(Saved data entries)
* START *

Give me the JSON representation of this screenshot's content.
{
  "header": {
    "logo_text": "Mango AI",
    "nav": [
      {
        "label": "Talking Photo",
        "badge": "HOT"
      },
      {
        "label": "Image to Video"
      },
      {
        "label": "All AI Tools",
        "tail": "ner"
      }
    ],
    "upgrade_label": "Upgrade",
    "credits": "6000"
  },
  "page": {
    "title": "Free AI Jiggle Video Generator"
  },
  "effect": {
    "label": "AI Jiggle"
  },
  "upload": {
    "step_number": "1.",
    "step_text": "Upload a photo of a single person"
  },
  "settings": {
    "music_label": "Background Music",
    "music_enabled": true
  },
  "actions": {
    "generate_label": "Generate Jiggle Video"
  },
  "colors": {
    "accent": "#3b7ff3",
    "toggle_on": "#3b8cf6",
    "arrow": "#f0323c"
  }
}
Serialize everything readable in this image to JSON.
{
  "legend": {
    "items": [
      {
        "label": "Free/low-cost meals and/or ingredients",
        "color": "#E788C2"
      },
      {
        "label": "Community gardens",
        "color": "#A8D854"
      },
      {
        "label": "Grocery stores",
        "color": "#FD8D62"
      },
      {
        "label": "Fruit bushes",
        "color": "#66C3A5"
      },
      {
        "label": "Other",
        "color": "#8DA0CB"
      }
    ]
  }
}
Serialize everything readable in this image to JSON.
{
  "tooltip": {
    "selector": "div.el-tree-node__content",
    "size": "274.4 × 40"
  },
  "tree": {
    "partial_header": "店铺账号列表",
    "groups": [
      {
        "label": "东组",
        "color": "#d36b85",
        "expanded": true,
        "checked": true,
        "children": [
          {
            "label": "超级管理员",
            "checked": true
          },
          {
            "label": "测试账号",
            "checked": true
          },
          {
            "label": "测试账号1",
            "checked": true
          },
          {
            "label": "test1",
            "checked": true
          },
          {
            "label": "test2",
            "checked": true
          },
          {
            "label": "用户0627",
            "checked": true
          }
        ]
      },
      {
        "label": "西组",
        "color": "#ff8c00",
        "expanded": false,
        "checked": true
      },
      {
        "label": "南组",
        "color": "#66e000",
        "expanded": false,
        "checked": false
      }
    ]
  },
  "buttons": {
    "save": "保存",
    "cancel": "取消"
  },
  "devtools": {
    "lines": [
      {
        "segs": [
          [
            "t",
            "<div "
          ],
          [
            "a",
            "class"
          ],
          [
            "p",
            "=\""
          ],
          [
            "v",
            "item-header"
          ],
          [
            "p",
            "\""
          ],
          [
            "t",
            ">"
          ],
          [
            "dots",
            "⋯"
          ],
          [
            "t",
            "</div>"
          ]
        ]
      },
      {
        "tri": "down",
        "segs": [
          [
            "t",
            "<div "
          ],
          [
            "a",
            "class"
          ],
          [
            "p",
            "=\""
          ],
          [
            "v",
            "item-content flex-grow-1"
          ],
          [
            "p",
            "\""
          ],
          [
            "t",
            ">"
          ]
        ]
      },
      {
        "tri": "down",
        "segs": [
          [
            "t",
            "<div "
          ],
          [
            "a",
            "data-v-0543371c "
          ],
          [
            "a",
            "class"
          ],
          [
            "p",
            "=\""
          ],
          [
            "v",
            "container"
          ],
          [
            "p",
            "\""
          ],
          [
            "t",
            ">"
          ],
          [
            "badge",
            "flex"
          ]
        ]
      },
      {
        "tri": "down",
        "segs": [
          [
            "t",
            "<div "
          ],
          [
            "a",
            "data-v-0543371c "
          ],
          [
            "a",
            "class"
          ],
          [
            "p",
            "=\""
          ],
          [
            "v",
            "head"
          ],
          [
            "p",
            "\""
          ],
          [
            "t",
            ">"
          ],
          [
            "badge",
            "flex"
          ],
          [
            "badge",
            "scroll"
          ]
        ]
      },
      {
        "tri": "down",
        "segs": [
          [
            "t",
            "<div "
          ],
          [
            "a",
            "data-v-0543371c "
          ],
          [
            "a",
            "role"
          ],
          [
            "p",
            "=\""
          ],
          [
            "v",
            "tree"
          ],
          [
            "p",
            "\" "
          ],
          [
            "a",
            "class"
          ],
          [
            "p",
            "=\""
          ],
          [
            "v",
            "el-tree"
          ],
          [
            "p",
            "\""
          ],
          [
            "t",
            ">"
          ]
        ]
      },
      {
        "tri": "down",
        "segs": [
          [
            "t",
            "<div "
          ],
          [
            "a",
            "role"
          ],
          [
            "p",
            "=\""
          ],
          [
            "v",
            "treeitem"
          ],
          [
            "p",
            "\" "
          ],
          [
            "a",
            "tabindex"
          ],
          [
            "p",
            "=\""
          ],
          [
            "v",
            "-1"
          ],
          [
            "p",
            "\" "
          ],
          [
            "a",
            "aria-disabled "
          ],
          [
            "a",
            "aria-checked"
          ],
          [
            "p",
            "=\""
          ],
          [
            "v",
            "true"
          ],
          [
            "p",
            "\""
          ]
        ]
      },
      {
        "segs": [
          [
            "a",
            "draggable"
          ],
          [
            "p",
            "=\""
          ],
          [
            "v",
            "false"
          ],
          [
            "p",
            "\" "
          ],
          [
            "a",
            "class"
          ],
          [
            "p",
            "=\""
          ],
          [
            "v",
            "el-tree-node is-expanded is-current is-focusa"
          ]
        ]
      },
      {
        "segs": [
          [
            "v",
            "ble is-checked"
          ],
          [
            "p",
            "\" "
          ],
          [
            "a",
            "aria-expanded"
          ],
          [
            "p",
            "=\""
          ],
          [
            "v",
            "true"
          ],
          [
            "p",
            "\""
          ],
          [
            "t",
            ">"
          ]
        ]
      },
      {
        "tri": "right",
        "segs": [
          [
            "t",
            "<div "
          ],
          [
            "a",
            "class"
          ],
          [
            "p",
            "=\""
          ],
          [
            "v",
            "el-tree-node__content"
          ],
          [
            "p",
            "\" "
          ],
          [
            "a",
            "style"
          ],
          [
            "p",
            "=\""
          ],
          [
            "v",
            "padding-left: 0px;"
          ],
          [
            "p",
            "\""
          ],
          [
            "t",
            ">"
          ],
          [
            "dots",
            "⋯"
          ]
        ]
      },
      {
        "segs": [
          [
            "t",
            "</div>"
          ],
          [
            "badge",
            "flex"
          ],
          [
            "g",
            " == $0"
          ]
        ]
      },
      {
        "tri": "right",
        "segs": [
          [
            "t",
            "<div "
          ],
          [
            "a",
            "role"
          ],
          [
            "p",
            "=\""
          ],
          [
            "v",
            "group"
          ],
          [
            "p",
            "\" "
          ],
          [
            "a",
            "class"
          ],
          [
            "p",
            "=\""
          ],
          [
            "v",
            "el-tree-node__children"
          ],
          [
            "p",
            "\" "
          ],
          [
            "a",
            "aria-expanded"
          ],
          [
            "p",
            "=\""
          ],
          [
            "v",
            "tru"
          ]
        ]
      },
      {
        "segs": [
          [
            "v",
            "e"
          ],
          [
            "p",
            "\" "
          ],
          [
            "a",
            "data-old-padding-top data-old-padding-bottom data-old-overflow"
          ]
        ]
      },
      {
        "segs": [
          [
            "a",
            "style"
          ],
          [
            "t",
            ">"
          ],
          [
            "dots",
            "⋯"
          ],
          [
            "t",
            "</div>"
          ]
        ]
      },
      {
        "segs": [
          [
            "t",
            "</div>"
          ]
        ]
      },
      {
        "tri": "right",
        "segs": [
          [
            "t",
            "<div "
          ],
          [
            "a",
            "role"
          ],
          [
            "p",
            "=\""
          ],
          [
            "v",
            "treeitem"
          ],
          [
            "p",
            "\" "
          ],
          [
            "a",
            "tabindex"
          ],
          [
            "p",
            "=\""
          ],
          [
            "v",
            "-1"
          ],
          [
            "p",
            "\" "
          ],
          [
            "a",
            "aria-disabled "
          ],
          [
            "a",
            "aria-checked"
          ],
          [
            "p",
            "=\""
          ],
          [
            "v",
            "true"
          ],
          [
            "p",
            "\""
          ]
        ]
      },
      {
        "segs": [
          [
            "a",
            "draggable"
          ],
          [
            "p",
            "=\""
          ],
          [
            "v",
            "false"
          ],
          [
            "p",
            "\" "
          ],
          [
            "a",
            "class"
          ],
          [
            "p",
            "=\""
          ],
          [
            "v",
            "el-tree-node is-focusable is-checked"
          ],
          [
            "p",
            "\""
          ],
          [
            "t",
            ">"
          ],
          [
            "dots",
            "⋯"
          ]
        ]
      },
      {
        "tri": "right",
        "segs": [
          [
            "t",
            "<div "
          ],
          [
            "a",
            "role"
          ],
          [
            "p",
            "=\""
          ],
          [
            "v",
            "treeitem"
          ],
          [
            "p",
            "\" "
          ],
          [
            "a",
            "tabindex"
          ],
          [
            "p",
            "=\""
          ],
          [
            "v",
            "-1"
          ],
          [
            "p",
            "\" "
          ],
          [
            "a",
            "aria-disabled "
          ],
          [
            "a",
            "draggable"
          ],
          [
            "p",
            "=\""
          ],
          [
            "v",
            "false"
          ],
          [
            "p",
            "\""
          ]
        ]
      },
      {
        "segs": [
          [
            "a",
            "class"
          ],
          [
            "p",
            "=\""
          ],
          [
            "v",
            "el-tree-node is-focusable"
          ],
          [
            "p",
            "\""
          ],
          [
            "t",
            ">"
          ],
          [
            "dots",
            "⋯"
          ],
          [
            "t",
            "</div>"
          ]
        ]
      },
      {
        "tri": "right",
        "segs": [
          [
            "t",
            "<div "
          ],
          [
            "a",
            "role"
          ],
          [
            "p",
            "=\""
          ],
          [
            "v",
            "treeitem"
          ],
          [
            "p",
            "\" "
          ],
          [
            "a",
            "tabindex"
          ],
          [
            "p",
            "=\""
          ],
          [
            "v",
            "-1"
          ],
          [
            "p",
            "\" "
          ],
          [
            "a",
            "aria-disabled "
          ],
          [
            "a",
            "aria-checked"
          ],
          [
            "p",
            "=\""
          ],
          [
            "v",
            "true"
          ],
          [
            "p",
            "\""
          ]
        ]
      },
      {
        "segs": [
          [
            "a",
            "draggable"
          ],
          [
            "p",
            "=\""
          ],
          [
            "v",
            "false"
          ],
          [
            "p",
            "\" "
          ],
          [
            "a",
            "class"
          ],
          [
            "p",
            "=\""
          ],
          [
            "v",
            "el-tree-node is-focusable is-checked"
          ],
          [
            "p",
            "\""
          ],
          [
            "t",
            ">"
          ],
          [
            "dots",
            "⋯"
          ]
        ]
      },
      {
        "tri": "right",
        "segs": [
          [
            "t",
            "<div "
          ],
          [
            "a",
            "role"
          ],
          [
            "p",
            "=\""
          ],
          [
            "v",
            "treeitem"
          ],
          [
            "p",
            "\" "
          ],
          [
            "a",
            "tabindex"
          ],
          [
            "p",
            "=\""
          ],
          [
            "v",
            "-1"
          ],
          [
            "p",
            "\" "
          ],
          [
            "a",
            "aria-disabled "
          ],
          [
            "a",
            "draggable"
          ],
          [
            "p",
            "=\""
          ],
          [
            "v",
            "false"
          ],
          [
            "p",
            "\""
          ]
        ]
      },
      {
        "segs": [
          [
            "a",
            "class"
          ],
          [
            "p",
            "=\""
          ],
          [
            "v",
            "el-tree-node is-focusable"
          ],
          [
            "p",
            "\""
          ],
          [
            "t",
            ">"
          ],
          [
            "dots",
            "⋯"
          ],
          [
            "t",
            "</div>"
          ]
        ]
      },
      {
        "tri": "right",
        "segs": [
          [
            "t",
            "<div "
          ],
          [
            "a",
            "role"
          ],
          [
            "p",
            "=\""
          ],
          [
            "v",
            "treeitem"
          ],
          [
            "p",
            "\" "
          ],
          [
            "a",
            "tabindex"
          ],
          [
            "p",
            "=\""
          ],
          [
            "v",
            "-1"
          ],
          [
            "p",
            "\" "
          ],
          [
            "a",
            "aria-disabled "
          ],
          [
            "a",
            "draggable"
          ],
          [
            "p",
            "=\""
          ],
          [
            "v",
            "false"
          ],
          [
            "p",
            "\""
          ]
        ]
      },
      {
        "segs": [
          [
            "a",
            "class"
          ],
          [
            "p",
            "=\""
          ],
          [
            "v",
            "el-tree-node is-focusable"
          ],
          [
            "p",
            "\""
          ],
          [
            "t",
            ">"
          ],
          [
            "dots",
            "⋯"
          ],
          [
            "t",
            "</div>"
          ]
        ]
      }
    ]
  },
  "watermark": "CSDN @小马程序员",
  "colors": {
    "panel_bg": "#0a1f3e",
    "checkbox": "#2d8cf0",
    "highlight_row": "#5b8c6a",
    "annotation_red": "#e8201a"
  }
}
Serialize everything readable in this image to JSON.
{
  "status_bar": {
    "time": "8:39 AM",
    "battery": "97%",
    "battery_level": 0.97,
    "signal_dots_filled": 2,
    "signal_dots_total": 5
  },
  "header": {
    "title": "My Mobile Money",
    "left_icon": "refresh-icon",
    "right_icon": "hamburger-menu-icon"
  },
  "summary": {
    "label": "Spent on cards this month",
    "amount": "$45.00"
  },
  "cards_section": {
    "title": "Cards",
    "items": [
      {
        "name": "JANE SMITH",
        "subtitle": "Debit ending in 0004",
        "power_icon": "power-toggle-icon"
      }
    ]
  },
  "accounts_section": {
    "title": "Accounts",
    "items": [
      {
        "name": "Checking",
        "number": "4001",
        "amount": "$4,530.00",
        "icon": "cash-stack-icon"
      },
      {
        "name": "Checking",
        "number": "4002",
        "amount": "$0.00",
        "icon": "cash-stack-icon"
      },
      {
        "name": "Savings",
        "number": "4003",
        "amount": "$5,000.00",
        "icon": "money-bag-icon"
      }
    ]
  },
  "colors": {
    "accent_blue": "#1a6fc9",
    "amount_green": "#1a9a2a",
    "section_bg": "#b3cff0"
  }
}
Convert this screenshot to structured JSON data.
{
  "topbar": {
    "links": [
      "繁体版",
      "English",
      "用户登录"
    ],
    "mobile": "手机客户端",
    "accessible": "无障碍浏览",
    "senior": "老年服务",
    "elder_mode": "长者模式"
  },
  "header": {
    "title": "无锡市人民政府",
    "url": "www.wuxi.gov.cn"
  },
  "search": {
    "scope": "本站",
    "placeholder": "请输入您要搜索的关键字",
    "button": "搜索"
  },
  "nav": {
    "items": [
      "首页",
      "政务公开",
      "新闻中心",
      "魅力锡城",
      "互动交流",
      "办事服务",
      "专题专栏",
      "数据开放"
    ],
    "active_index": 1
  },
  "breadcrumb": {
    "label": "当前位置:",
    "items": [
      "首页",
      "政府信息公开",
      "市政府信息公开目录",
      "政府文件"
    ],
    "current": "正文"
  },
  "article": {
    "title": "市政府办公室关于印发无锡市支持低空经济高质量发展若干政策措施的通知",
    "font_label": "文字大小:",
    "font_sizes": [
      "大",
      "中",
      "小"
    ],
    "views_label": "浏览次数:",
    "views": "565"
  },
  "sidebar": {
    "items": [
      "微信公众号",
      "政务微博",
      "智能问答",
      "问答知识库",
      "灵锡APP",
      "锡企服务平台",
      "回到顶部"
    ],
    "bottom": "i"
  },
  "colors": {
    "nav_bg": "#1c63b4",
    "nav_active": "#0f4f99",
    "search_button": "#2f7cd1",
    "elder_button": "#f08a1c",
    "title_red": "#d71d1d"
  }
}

* END *

Written problem: Repeat, without changes, every line from the one that contains "Convert this screenshot" through the final line of the data.

Result of the task:
Convert this screenshot to structured JSON data.
{
  "topbar": {
    "links": [
      "繁体版",
      "English",
      "用户登录"
    ],
    "mobile": "手机客户端",
    "accessible": "无障碍浏览",
    "senior": "老年服务",
    "elder_mode": "长者模式"
  },
  "header": {
    "title": "无锡市人民政府",
    "url": "www.wuxi.gov.cn"
  },
  "search": {
    "scope": "本站",
    "placeholder": "请输入您要搜索的关键字",
    "button": "搜索"
  },
  "nav": {
    "items": [
      "首页",
      "政务公开",
      "新闻中心",
      "魅力锡城",
      "互动交流",
      "办事服务",
      "专题专栏",
      "数据开放"
    ],
    "active_index": 1
  },
  "breadcrumb": {
    "label": "当前位置:",
    "items": [
      "首页",
      "政府信息公开",
      "市政府信息公开目录",
      "政府文件"
    ],
    "current": "正文"
  },
  "article": {
    "title": "市政府办公室关于印发无锡市支持低空经济高质量发展若干政策措施的通知",
    "font_label": "文字大小:",
    "font_sizes": [
      "大",
      "中",
      "小"
    ],
    "views_label": "浏览次数:",
    "views": "565"
  },
  "sidebar": {
    "items": [
      "微信公众号",
      "政务微博",
      "智能问答",
      "问答知识库",
      "灵锡APP",
      "锡企服务平台",
      "回到顶部"
    ],
    "bottom": "i"
  },
  "colors": {
    "nav_bg": "#1c63b4",
    "nav_active": "#0f4f99",
    "search_button": "#2f7cd1",
    "elder_button": "#f08a1c",
    "title_red": "#d71d1d"
  }
}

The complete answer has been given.